**Exercise instructions:** The answer must be every line from the entries below that includes "name".

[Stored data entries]
== Segment start ==

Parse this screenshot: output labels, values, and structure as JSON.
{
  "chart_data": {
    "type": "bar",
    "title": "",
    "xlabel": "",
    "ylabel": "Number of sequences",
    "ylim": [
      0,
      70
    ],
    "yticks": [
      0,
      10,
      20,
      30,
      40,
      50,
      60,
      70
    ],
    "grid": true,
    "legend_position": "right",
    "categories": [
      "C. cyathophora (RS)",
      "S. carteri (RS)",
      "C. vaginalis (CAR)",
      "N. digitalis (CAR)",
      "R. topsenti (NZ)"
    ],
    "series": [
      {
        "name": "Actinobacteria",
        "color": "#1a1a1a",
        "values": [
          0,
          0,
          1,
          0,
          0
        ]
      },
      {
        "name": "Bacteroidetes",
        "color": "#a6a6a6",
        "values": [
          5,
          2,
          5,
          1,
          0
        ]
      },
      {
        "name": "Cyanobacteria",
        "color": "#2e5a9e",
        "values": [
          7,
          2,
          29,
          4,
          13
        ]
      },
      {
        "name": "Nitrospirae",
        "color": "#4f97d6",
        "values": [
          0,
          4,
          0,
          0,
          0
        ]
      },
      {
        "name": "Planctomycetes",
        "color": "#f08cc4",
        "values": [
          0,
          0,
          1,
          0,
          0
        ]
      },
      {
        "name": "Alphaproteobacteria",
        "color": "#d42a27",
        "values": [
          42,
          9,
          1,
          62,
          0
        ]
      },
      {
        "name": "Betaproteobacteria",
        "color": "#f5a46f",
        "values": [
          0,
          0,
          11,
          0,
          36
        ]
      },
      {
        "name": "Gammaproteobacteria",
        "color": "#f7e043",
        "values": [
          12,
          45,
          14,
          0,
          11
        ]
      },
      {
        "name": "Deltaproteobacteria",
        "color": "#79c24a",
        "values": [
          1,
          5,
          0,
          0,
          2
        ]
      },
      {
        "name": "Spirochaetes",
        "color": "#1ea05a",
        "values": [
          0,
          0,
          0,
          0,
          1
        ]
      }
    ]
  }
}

== Segment end ==

**Response box:**
        "name": "Actinobacteria",
        "name": "Bacteroidetes",
        "name": "Cyanobacteria",
        "name": "Nitrospirae",
        "name": "Planctomycetes",
        "name": "Alphaproteobacteria",
        "name": "Betaproteobacteria",
        "name": "Gammaproteobacteria",
        "name": "Deltaproteobacteria",
        "name": "Spirochaetes",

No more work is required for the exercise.